TASK GOAL. The entire listing below needs to be transcribed word for word.

EXERCISE DATA section start

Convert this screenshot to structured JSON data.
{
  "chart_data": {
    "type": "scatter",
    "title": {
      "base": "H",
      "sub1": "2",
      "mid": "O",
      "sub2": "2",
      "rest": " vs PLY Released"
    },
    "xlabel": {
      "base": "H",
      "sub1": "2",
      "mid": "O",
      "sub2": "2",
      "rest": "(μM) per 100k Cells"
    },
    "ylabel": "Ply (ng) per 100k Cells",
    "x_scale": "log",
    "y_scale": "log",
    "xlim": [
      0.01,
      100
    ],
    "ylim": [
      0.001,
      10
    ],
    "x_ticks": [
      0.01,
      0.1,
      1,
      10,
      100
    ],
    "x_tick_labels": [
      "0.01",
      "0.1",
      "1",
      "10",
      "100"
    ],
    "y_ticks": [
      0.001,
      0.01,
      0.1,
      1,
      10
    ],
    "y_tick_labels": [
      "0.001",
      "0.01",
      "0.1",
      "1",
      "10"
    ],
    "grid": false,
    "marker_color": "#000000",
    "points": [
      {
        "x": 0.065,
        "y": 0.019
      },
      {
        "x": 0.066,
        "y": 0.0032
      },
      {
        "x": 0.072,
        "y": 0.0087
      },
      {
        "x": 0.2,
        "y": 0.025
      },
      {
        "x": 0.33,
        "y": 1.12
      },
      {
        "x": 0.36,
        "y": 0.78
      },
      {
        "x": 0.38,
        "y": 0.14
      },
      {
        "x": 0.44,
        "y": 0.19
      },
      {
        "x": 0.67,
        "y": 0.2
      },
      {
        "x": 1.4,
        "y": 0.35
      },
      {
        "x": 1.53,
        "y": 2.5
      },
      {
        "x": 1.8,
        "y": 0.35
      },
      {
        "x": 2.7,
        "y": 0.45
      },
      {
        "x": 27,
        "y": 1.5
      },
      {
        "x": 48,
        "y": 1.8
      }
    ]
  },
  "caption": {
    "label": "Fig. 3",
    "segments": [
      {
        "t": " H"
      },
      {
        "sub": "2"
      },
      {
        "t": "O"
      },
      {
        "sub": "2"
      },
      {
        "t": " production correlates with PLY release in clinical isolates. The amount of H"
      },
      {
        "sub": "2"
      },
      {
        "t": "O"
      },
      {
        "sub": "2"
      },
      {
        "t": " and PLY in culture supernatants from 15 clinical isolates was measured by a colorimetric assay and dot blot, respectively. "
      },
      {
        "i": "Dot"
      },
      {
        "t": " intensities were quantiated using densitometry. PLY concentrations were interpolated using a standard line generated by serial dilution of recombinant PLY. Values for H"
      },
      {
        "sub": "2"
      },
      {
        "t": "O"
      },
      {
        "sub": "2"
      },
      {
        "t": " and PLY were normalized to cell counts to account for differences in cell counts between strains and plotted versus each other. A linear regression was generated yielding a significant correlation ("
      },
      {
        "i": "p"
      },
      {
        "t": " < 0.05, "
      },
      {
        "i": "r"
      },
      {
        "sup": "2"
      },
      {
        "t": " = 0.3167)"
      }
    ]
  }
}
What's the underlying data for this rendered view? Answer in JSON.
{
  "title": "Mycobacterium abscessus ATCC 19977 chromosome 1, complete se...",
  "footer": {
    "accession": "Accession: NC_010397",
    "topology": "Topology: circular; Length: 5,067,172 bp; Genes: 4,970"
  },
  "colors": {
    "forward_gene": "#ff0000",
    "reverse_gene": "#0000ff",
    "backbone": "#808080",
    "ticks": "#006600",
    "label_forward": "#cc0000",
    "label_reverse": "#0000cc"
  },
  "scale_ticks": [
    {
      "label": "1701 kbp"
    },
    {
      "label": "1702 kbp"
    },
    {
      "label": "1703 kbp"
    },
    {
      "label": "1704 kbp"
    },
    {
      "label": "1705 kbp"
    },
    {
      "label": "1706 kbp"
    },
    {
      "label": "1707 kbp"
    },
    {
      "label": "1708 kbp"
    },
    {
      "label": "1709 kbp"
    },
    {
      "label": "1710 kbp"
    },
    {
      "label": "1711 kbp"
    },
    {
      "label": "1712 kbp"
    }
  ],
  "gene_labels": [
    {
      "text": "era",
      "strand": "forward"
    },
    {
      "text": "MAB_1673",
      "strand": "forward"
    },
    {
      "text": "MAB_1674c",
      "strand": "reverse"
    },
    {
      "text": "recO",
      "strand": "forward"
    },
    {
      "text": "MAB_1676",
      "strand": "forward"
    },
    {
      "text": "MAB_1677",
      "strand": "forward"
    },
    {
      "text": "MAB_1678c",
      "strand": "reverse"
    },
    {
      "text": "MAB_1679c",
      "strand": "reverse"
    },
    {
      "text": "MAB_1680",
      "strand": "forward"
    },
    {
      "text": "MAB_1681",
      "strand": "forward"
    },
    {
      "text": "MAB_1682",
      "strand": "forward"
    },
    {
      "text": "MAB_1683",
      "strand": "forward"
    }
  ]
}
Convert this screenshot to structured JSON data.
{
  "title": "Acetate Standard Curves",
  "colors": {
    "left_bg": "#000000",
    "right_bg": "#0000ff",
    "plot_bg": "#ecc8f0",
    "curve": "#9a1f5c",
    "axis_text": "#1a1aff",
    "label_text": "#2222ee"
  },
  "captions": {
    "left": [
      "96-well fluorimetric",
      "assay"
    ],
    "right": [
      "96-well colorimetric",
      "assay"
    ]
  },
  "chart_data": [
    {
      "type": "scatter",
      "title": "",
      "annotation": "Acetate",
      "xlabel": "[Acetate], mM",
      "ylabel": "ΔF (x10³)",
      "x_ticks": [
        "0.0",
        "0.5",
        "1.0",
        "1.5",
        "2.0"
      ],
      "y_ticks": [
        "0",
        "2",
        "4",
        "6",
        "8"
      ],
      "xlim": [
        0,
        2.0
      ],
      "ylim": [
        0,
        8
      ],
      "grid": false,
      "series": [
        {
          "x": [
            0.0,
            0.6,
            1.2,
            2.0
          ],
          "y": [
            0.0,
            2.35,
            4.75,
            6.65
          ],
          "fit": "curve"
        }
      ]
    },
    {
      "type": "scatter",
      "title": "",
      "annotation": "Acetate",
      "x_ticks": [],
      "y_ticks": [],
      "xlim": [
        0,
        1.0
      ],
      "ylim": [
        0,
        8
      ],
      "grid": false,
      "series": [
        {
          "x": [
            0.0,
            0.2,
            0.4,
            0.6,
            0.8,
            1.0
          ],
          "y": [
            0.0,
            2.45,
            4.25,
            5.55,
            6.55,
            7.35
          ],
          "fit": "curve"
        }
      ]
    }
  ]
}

EXERCISE DATA section end

ANSWER AREA.
Convert this screenshot to structured JSON data.
{
  "chart_data": {
    "type": "scatter",
    "title": {
      "base": "H",
      "sub1": "2",
      "mid": "O",
      "sub2": "2",
      "rest": " vs PLY Released"
    },
    "xlabel": {
      "base": "H",
      "sub1": "2",
      "mid": "O",
      "sub2": "2",
      "rest": "(μM) per 100k Cells"
    },
    "ylabel": "Ply (ng) per 100k Cells",
    "x_scale": "log",
    "y_scale": "log",
    "xlim": [
      0.01,
      100
    ],
    "ylim": [
      0.001,
      10
    ],
    "x_ticks": [
      0.01,
      0.1,
      1,
      10,
      100
    ],
    "x_tick_labels": [
      "0.01",
      "0.1",
      "1",
      "10",
      "100"
    ],
    "y_ticks": [
      0.001,
      0.01,
      0.1,
      1,
      10
    ],
    "y_tick_labels": [
      "0.001",
      "0.01",
      "0.1",
      "1",
      "10"
    ],
    "grid": false,
    "marker_color": "#000000",
    "points": [
      {
        "x": 0.065,
        "y": 0.019
      },
      {
        "x": 0.066,
        "y": 0.0032
      },
      {
        "x": 0.072,
        "y": 0.0087
      },
      {
        "x": 0.2,
        "y": 0.025
      },
      {
        "x": 0.33,
        "y": 1.12
      },
      {
        "x": 0.36,
        "y": 0.78
      },
      {
        "x": 0.38,
        "y": 0.14
      },
      {
        "x": 0.44,
        "y": 0.19
      },
      {
        "x": 0.67,
        "y": 0.2
      },
      {
        "x": 1.4,
        "y": 0.35
      },
      {
        "x": 1.53,
        "y": 2.5
      },
      {
        "x": 1.8,
        "y": 0.35
      },
      {
        "x": 2.7,
        "y": 0.45
      },
      {
        "x": 27,
        "y": 1.5
      },
      {
        "x": 48,
        "y": 1.8
      }
    ]
  },
  "caption": {
    "label": "Fig. 3",
    "segments": [
      {
        "t": " H"
      },
      {
        "sub": "2"
      },
      {
        "t": "O"
      },
      {
        "sub": "2"
      },
      {
        "t": " production correlates with PLY release in clinical isolates. The amount of H"
      },
      {
        "sub": "2"
      },
      {
        "t": "O"
      },
      {
        "sub": "2"
      },
      {
        "t": " and PLY in culture supernatants from 15 clinical isolates was measured by a colorimetric assay and dot blot, respectively. "
      },
      {
        "i": "Dot"
      },
      {
        "t": " intensities were quantiated using densitometry. PLY concentrations were interpolated using a standard line generated by serial dilution of recombinant PLY. Values for H"
      },
      {
        "sub": "2"
      },
      {
        "t": "O"
      },
      {
        "sub": "2"
      },
      {
        "t": " and PLY were normalized to cell counts to account for differences in cell counts between strains and plotted versus each other. A linear regression was generated yielding a significant correlation ("
      },
      {
        "i": "p"
      },
      {
        "t": " < 0.05, "
      },
      {
        "i": "r"
      },
      {
        "sup": "2"
      },
      {
        "t": " = 0.3167)"
      }
    ]
  }
}
What's the underlying data for this rendered view? Answer in JSON.
{
  "title": "Mycobacterium abscessus ATCC 19977 chromosome 1, complete se...",
  "footer": {
    "accession": "Accession: NC_010397",
    "topology": "Topology: circular; Length: 5,067,172 bp; Genes: 4,970"
  },
  "colors": {
    "forward_gene": "#ff0000",
    "reverse_gene": "#0000ff",
    "backbone": "#808080",
    "ticks": "#006600",
    "label_forward": "#cc0000",
    "label_reverse": "#0000cc"
  },
  "scale_ticks": [
    {
      "label": "1701 kbp"
    },
    {
      "label": "1702 kbp"
    },
    {
      "label": "1703 kbp"
    },
    {
      "label": "1704 kbp"
    },
    {
      "label": "1705 kbp"
    },
    {
      "label": "1706 kbp"
    },
    {
      "label": "1707 kbp"
    },
    {
      "label": "1708 kbp"
    },
    {
      "label": "1709 kbp"
    },
    {
      "label": "1710 kbp"
    },
    {
      "label": "1711 kbp"
    },
    {
      "label": "1712 kbp"
    }
  ],
  "gene_labels": [
    {
      "text": "era",
      "strand": "forward"
    },
    {
      "text": "MAB_1673",
      "strand": "forward"
    },
    {
      "text": "MAB_1674c",
      "strand": "reverse"
    },
    {
      "text": "recO",
      "strand": "forward"
    },
    {
      "text": "MAB_1676",
      "strand": "forward"
    },
    {
      "text": "MAB_1677",
      "strand": "forward"
    },
    {
      "text": "MAB_1678c",
      "strand": "reverse"
    },
    {
      "text": "MAB_1679c",
      "strand": "reverse"
    },
    {
      "text": "MAB_1680",
      "strand": "forward"
    },
    {
      "text": "MAB_1681",
      "strand": "forward"
    },
    {
      "text": "MAB_1682",
      "strand": "forward"
    },
    {
      "text": "MAB_1683",
      "strand": "forward"
    }
  ]
}
Convert this screenshot to structured JSON data.
{
  "title": "Acetate Standard Curves",
  "colors": {
    "left_bg": "#000000",
    "right_bg": "#0000ff",
    "plot_bg": "#ecc8f0",
    "curve": "#9a1f5c",
    "axis_text": "#1a1aff",
    "label_text": "#2222ee"
  },
  "captions": {
    "left": [
      "96-well fluorimetric",
      "assay"
    ],
    "right": [
      "96-well colorimetric",
      "assay"
    ]
  },
  "chart_data": [
    {
      "type": "scatter",
      "title": "",
      "annotation": "Acetate",
      "xlabel": "[Acetate], mM",
      "ylabel": "ΔF (x10³)",
      "x_ticks": [
        "0.0",
        "0.5",
        "1.0",
        "1.5",
        "2.0"
      ],
      "y_ticks": [
        "0",
        "2",
        "4",
        "6",
        "8"
      ],
      "xlim": [
        0,
        2.0
      ],
      "ylim": [
        0,
        8
      ],
      "grid": false,
      "series": [
        {
          "x": [
            0.0,
            0.6,
            1.2,
            2.0
          ],
          "y": [
            0.0,
            2.35,
            4.75,
            6.65
          ],
          "fit": "curve"
        }
      ]
    },
    {
      "type": "scatter",
      "title": "",
      "annotation": "Acetate",
      "x_ticks": [],
      "y_ticks": [],
      "xlim": [
        0,
        1.0
      ],
      "ylim": [
        0,
        8
      ],
      "grid": false,
      "series": [
        {
          "x": [
            0.0,
            0.2,
            0.4,
            0.6,
            0.8,
            1.0
          ],
          "y": [
            0.0,
            2.45,
            4.25,
            5.55,
            6.55,
            7.35
          ],
          "fit": "curve"
        }
      ]
    }
  ]
}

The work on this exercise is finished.